What the exercise asks
Filter the records below down to lines containing "ناحیه".

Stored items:
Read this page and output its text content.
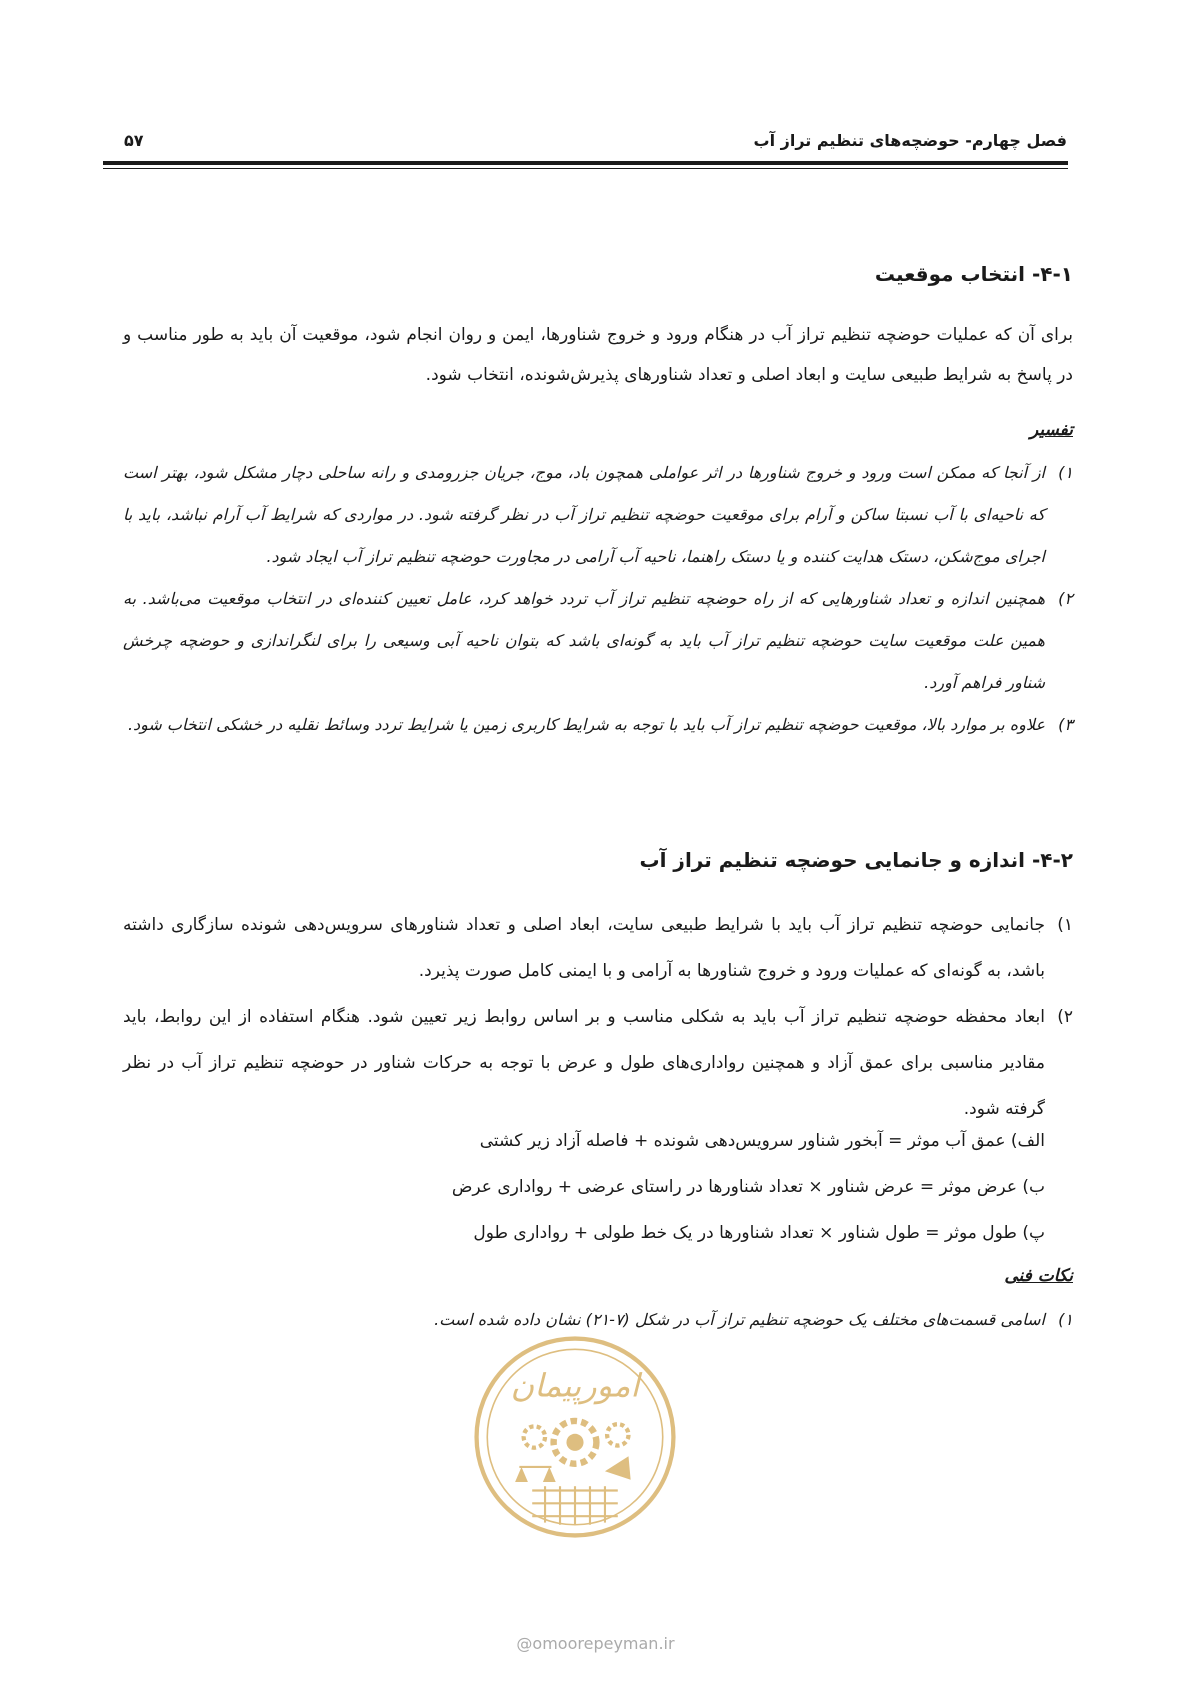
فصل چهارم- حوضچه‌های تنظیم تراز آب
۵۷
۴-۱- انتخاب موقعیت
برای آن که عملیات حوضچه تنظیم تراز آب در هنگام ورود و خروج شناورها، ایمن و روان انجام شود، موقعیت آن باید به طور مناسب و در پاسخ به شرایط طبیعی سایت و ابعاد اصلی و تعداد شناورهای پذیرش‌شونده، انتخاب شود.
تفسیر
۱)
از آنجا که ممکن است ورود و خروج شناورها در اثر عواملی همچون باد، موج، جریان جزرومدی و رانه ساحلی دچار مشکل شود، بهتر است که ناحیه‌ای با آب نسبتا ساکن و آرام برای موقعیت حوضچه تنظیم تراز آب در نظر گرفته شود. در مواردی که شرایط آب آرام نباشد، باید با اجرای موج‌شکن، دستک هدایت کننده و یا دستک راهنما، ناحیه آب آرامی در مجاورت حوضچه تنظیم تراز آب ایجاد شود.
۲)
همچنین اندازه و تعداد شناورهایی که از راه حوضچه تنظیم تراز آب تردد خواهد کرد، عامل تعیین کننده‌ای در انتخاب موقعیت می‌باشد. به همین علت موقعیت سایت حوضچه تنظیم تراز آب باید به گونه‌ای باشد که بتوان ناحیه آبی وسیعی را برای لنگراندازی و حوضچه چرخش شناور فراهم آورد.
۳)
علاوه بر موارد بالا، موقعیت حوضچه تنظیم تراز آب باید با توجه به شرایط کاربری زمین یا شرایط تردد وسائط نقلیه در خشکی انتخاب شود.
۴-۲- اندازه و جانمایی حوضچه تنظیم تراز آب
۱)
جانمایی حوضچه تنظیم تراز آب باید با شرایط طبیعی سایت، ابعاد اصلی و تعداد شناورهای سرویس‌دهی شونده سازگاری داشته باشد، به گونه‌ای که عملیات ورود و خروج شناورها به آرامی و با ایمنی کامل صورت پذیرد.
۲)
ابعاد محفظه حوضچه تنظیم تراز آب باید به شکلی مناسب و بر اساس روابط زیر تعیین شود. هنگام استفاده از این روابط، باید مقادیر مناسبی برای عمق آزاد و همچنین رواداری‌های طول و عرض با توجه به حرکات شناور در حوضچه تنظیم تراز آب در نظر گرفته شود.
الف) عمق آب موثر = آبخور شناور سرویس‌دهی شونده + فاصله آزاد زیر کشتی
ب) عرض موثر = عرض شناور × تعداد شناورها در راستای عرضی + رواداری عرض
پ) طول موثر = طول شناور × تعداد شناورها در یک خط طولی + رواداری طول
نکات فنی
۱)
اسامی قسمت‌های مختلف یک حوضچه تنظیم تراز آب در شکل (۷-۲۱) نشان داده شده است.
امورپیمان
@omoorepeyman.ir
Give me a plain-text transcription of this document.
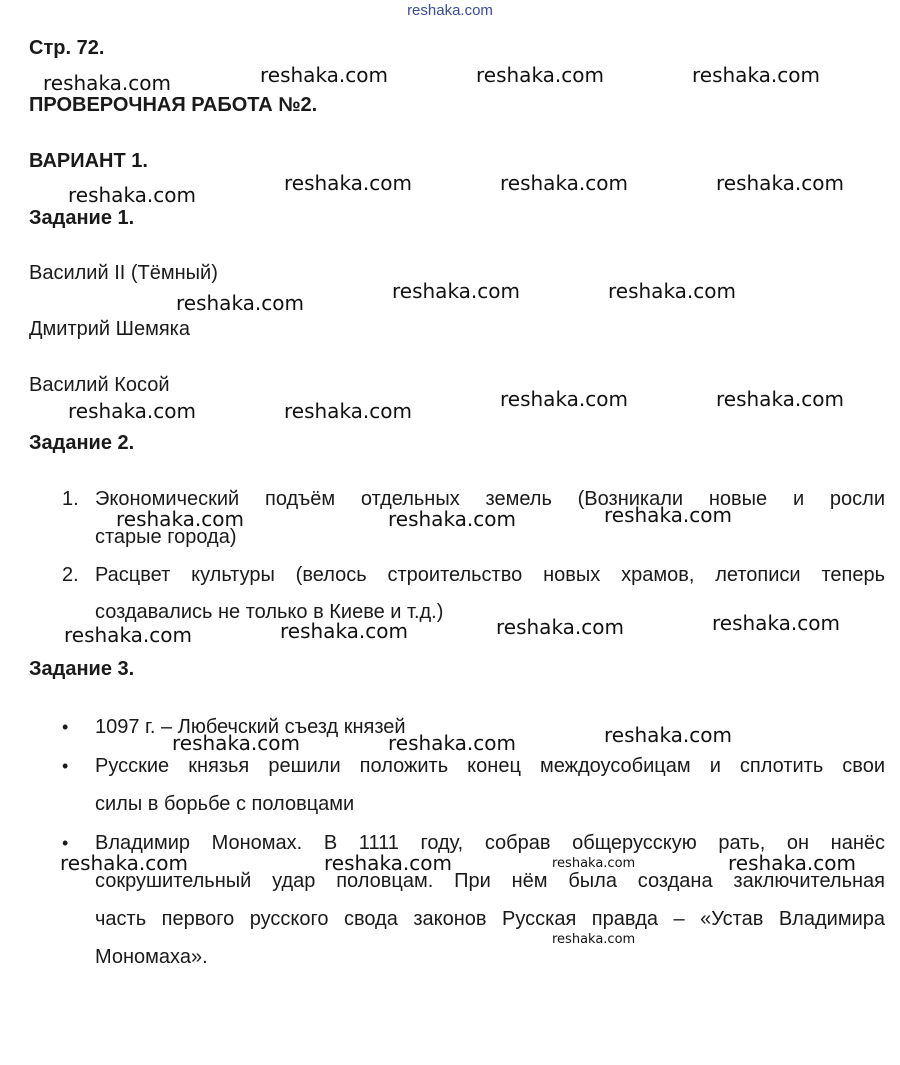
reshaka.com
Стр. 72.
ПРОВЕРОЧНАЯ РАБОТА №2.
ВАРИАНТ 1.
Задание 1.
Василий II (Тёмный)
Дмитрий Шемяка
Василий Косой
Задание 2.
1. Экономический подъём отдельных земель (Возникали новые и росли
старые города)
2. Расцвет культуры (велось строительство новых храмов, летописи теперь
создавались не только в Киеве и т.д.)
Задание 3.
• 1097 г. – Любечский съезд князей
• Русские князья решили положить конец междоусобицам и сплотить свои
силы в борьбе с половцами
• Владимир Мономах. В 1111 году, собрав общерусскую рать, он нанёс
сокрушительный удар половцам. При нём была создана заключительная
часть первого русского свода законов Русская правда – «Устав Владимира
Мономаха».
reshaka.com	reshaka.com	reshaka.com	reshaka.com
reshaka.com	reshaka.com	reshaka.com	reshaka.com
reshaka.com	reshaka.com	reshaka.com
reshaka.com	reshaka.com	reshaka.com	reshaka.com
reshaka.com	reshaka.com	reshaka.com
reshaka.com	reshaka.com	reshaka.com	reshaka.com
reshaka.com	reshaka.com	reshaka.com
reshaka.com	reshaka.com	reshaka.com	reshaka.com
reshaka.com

Expected output
از آنجا که ممکن است ورود و خروج شناورها در اثر عواملی همچون باد، موج، جریان جزرومدی و رانه ساحلی دچار مشکل شود، بهتر است که ناحیه‌ای با آب نسبتا ساکن و آرام برای موقعیت حوضچه تنظیم تراز آب در نظر گرفته شود. در مواردی که شرایط آب آرام نباشد، باید با اجرای موج‌شکن، دستک هدایت کننده و یا دستک راهنما، ناحیه آب آرامی در مجاورت حوضچه تنظیم تراز آب ایجاد شود.
همچنین اندازه و تعداد شناورهایی که از راه حوضچه تنظیم تراز آب تردد خواهد کرد، عامل تعیین کننده‌ای در انتخاب موقعیت می‌باشد. به همین علت موقعیت سایت حوضچه تنظیم تراز آب باید به گونه‌ای باشد که بتوان ناحیه آبی وسیعی را برای لنگراندازی و حوضچه چرخش شناور فراهم آورد.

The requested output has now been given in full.